** THE TASK **
Using the passage on babies' behavior below, list every kind of baby that Brazelton described in Infants and Mothers.

Segment Start: SUPPLIED PASSAGE

On Babies' Behavior

Brazelton with one of his sources of inspiration

T. Berry Brazelton, clinical professor of pediatrics emeritus, has been the guide for recent generations who find themselves in possession of newborns in the process of growing up. Preparing for his ninetieth birthday, in May 2008, colleagues began assembling a guide to the research frontiers Brazelton’s work had opened. The result, edited by Barry M. Lester, of Brown, and assistant professor of psychiatry Joshua D. Sparrow, of Children’s Hospital, is Nurturing Children and Families: Building on the Legacy of T. Berry Brazelton (Wiley-Blackwell, $119.95). The following, sans references, comes from Lester’s introductory essay.

 

The Neonatal Behavioral Assessment Scale (1973), often referred to as the Brazelton scale, forever changed the way we see, think about, and understand babies. In the sense of a true Kuhn­ian revolution, the data, the facts that came to be known from research with the Brazelton scale, no longer fit the existing paradigm and we could no longer view the baby as a tabula rasa. There are literally hundreds of studies that have used the Brazelton scale to document the extraordinary behavioral repertoire of the newborn, the baby as part of an interactional process, and the baby with self-regulatory capacities.

One key contribution that came out of this work was the study of individual differences in newborn behavior. In Infants and Mothers (1969), Brazelton described three different kinds of babies: “quiet,” “active,” and “middle of the road.” These differences were described as “constitutional” and Brazelton pointed out that parents need to learn to adjust to these differences, thus opening the door to the idea that newborn infant behavior affects parenting.…The fact that there are individual differences at birth also helped shatter the myth of the baby as tabula rasa. But it did more than that because the research also showed that these individual differences shape the mother-infant reaction. So the infant emerges as shaping his or her own development and this phenomenon can be observed all over the world. Showing that these individual differences affect parenting—that they alter the caregiving environment—may very well have been the coup de grâce that cemented the paradigm shift.

The Brazelton scale changed the field of temperament. Use of the term “temperament” had previously been reserved for older infants and children. With the advent of the Brazelton scale, temperament could now be described along the lines of individual differences in newborn behavior. The “quiet” baby became the child with “easy” temperament. Also, most temperament researchers claimed that temperament was biologically based. The fact that temperament could now be described in the newborn, before postnatal environmental factors came into play, gave strong support to the biological basis of temperament. In addition, temperament is thought of as what later becomes personality in the older child. So by extension, the newborn was seen as entering the world with a personality. A far cry from the tabula rasa!

Segment End: SUPPLIED PASSAGE
Segment Start: SOURCE MATERIAL

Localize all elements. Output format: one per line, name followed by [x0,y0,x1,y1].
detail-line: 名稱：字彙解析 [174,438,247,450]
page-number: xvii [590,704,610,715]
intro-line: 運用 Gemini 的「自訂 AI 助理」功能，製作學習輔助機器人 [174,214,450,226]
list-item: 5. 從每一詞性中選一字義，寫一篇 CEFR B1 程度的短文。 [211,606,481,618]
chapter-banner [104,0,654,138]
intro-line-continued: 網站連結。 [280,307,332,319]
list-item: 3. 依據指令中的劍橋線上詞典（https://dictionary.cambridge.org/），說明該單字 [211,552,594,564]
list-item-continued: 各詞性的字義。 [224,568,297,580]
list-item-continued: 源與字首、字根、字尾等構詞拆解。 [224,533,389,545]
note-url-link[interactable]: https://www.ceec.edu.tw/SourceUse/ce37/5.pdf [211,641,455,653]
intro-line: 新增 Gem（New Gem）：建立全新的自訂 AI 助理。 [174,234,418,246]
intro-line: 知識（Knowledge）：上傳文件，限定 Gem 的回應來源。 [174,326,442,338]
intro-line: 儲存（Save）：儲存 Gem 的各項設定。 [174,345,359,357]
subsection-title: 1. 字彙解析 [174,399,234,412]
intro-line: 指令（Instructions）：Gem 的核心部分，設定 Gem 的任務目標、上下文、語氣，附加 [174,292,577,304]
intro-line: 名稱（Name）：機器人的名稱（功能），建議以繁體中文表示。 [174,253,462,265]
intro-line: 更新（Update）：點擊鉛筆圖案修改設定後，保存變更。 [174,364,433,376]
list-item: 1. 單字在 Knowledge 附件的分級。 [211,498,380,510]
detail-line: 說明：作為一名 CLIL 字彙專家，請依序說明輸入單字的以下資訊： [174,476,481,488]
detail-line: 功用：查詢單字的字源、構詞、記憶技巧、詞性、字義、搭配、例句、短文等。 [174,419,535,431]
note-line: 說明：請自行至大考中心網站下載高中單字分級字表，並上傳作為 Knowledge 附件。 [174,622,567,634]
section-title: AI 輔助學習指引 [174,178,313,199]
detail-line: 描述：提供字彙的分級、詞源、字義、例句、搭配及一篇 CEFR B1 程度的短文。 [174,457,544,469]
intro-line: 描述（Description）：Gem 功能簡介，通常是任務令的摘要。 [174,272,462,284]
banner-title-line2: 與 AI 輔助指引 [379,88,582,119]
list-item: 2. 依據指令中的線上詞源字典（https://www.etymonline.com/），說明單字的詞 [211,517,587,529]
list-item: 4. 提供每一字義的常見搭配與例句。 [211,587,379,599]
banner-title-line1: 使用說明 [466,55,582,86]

Segment End: SOURCE MATERIAL

** WRITTEN SOLUTION **
- Quiet
- Active
- Middle of the road